What you have to do = Return each line containing "right".

[Rows from a figure dataset]
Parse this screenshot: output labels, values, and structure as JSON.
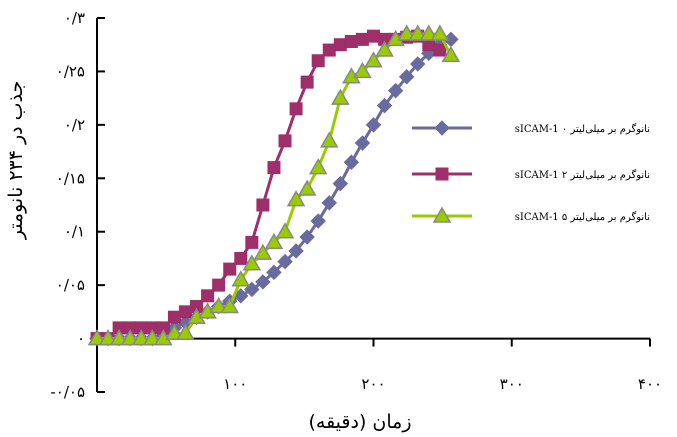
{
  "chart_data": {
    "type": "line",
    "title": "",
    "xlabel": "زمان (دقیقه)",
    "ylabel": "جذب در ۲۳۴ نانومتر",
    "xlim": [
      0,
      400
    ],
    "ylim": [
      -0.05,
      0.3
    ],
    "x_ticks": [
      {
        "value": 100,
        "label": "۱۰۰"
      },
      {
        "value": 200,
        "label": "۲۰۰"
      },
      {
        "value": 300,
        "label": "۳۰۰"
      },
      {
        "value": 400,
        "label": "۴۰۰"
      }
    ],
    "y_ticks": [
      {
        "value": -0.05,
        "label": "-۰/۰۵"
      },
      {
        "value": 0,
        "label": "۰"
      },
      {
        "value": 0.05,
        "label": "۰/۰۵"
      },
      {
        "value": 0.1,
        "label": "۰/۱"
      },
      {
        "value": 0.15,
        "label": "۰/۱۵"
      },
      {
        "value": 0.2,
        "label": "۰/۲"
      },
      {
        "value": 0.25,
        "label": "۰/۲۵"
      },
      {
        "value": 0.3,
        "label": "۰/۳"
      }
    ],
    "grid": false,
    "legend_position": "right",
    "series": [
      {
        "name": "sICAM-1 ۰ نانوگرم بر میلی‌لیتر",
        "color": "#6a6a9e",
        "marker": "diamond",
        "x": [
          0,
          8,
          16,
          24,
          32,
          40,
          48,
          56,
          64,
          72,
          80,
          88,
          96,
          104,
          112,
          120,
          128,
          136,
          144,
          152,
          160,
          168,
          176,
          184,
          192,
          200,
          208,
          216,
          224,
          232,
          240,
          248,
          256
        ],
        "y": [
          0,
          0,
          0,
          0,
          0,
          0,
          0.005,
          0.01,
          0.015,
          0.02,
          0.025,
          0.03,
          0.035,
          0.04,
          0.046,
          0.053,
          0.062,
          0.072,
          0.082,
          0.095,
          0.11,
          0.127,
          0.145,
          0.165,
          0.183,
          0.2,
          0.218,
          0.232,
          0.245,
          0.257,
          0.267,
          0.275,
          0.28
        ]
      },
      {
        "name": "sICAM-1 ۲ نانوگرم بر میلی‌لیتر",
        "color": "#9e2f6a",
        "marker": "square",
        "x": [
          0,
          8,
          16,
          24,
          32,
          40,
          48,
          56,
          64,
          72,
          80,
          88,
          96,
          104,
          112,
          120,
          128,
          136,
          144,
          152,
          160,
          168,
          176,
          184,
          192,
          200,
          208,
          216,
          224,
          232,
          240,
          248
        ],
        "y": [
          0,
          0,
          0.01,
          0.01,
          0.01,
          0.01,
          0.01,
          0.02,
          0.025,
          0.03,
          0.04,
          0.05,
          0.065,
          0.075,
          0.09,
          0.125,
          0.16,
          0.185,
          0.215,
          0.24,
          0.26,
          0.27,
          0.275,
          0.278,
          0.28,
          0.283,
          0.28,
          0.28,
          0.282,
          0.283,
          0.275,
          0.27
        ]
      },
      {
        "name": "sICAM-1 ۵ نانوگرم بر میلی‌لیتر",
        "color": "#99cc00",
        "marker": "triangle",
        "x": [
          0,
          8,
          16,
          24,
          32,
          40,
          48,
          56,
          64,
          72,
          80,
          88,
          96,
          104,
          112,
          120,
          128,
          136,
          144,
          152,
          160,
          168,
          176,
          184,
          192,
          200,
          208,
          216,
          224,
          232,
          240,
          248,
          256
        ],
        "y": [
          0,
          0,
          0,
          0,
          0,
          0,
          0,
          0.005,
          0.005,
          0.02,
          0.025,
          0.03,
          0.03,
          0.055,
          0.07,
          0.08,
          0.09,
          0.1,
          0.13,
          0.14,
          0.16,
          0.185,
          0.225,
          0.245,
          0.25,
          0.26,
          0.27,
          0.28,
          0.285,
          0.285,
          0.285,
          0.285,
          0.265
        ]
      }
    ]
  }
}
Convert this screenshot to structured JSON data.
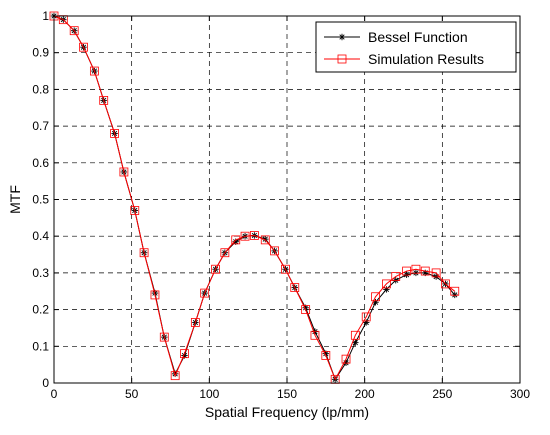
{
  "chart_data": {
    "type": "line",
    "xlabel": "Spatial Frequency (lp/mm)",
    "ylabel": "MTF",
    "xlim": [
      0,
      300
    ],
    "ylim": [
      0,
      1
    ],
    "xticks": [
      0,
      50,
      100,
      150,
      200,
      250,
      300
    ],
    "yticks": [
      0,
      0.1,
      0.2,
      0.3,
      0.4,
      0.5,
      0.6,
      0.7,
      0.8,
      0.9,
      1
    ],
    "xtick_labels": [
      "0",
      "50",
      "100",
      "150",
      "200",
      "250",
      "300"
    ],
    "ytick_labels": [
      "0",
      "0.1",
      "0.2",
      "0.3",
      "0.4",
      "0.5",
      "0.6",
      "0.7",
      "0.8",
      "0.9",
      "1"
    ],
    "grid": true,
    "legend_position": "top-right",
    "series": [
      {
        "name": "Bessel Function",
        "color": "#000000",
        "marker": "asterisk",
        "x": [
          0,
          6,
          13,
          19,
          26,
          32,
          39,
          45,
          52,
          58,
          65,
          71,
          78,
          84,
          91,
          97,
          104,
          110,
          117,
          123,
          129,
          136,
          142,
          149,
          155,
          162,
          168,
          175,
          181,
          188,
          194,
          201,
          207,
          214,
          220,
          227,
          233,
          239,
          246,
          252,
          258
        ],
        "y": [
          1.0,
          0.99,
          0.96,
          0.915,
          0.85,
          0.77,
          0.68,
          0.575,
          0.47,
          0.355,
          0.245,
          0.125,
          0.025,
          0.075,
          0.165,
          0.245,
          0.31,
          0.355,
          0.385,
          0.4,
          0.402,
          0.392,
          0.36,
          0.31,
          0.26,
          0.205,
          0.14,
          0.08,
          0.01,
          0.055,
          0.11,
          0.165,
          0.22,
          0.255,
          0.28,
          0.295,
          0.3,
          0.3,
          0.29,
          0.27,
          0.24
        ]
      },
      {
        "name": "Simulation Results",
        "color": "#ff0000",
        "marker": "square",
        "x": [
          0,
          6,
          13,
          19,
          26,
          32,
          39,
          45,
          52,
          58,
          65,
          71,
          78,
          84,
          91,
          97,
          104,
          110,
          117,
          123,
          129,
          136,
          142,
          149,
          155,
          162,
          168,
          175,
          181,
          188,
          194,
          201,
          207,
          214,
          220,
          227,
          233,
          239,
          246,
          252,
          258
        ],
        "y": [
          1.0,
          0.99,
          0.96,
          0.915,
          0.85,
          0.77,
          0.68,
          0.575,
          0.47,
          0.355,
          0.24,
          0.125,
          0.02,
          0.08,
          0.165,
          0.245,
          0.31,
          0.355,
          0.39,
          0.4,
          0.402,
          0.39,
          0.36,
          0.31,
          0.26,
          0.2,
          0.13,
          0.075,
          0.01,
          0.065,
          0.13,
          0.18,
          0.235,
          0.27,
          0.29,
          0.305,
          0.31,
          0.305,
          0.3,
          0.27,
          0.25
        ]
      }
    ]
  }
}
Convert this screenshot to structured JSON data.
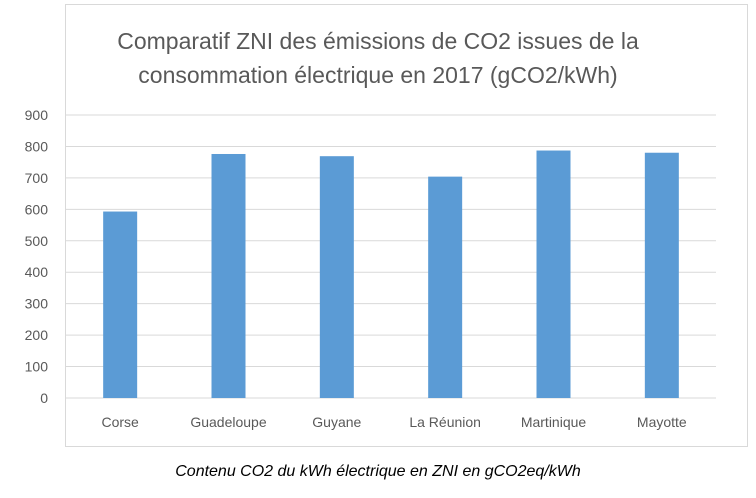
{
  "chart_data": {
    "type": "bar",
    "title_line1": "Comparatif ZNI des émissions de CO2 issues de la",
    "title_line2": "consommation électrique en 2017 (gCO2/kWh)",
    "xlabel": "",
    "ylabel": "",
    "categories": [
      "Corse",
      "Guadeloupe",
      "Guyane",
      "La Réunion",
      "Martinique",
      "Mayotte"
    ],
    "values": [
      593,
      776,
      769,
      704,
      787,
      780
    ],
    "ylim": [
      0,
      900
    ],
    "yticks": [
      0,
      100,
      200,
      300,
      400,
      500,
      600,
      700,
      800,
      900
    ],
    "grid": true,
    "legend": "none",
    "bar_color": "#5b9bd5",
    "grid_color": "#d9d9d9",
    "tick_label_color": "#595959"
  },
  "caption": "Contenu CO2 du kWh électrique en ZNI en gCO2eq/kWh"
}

==

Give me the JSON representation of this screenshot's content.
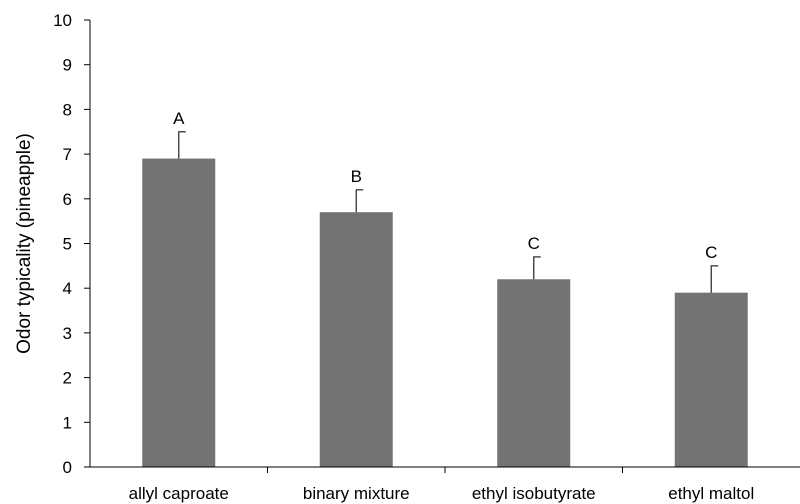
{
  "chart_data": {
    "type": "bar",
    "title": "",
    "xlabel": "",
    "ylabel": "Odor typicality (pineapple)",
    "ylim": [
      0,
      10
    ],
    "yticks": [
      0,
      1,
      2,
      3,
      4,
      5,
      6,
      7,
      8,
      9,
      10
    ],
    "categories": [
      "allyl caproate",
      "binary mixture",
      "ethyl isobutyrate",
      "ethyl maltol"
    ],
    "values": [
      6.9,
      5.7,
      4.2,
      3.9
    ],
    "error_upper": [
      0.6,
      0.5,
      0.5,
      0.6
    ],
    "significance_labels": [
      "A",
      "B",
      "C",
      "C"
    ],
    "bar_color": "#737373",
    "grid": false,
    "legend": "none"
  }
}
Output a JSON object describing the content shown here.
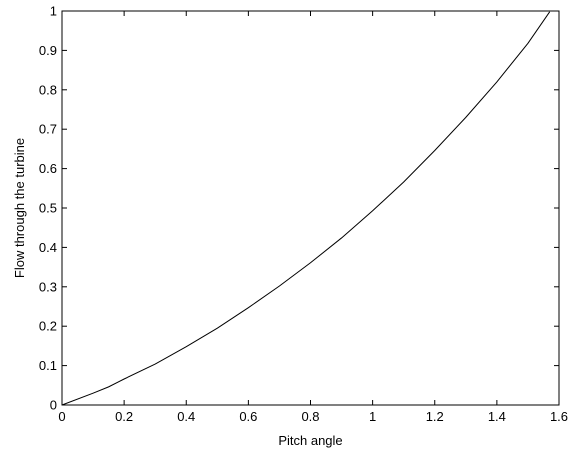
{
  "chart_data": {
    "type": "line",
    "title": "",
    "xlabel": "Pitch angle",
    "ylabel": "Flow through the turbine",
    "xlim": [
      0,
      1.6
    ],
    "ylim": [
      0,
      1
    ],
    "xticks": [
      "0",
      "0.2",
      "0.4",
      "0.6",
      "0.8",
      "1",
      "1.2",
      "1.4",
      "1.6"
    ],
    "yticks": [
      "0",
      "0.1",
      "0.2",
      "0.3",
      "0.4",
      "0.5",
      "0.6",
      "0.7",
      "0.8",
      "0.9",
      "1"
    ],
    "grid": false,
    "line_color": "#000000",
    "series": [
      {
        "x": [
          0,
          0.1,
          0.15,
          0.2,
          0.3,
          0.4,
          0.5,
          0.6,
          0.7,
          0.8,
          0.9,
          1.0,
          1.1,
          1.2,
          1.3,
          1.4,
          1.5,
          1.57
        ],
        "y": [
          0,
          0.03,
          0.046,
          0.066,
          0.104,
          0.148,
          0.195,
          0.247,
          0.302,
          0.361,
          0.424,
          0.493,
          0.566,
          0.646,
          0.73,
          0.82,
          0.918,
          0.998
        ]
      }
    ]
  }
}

--

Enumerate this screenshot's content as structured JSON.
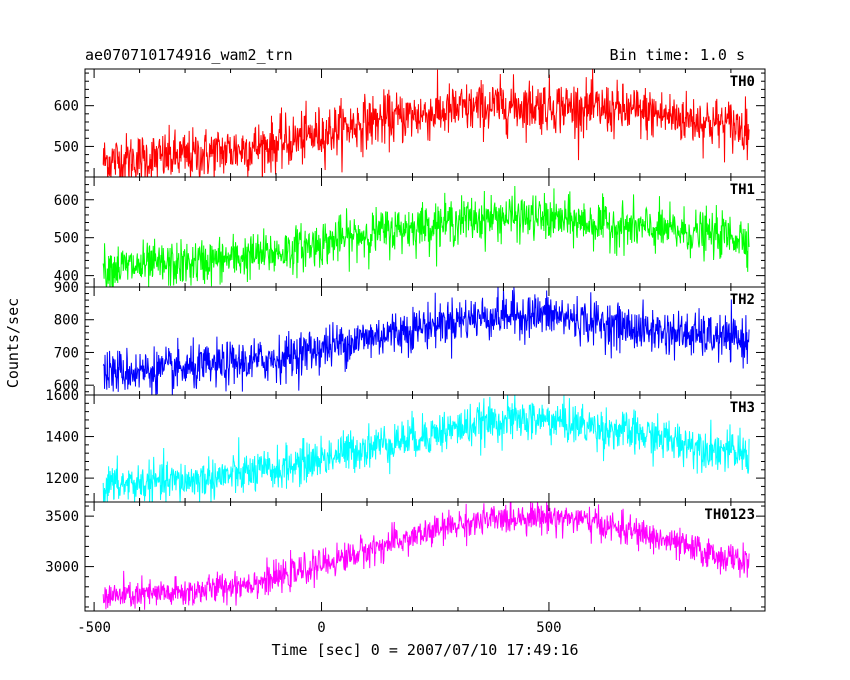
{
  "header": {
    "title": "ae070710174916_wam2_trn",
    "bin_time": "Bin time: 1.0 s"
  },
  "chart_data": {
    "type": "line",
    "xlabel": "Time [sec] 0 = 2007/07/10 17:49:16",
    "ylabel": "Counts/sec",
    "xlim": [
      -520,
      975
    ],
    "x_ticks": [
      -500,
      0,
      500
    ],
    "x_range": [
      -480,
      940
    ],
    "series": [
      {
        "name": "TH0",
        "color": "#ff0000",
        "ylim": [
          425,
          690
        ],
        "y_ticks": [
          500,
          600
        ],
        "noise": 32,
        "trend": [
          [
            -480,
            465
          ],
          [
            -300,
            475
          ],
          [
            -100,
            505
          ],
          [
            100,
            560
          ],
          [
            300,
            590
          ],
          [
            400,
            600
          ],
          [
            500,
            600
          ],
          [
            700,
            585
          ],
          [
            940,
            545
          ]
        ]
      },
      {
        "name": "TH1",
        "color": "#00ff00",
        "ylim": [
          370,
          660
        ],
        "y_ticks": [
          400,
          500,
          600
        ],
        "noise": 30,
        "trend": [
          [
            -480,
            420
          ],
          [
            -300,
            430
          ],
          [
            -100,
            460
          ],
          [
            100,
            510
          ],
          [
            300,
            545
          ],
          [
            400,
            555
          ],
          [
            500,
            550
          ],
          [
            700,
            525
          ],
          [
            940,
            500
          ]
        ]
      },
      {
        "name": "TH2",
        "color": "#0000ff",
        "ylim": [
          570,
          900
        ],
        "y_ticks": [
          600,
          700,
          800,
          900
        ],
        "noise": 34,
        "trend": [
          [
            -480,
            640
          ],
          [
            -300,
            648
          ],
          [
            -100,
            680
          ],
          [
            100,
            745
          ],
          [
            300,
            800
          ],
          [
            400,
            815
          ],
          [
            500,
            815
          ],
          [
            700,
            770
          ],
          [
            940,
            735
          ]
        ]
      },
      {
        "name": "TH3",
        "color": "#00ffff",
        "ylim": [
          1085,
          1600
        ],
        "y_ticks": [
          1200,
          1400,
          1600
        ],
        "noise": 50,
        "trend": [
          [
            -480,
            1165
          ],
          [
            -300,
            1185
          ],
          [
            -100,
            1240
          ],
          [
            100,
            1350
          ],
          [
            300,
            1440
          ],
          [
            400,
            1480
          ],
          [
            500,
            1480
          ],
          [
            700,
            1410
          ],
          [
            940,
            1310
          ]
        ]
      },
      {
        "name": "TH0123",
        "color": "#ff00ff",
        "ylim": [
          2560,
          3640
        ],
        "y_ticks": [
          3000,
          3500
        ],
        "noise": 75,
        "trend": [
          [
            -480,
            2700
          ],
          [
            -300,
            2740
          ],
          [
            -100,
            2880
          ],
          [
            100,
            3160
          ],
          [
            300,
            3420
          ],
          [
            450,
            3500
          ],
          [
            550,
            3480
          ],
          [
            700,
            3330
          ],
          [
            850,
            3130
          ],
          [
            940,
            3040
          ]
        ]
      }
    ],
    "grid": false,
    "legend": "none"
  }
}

Reply =
    "legend_position": "right",
    "legend_position": "top-right",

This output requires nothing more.